- Your instructions
Extract every line where the string "States" appears.

- Available data
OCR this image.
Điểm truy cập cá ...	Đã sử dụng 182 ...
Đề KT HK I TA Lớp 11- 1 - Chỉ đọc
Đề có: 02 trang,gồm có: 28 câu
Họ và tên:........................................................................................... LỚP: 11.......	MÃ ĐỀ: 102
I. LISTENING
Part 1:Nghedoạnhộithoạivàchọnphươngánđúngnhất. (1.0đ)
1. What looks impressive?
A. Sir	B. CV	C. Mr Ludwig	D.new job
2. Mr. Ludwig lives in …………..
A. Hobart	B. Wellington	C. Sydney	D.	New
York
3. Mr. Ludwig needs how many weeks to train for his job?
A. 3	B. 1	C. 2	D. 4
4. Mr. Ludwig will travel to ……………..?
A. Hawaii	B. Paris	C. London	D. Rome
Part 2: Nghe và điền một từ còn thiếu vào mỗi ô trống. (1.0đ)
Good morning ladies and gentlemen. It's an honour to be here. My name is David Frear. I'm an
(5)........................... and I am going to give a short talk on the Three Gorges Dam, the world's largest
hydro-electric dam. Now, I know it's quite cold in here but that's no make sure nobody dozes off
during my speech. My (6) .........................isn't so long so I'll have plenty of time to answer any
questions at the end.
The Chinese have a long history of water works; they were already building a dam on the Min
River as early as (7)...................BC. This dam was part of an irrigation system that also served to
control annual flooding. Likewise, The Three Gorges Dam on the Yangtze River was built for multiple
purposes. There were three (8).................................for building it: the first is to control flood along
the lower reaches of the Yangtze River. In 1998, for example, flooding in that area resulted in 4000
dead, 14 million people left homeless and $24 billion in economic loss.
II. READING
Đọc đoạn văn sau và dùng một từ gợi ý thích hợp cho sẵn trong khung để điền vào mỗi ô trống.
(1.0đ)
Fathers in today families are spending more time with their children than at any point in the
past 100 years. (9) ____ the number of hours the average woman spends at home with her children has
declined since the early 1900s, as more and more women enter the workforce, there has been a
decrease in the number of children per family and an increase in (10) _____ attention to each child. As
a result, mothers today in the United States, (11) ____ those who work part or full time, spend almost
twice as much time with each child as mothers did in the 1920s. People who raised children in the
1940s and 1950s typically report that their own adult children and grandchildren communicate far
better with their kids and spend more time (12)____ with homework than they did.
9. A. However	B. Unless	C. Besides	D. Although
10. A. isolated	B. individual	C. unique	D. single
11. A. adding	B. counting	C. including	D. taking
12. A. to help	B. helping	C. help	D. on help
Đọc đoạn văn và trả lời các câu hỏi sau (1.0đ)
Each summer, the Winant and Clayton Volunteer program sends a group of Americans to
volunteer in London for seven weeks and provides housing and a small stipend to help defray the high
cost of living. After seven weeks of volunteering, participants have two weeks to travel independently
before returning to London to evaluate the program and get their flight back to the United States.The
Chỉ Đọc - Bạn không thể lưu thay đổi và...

- Solution for this task
a result, mothers today in the United States, (11) ____ those who work part or full time, spend almost
before returning to London to evaluate the program and get their flight back to the United States.The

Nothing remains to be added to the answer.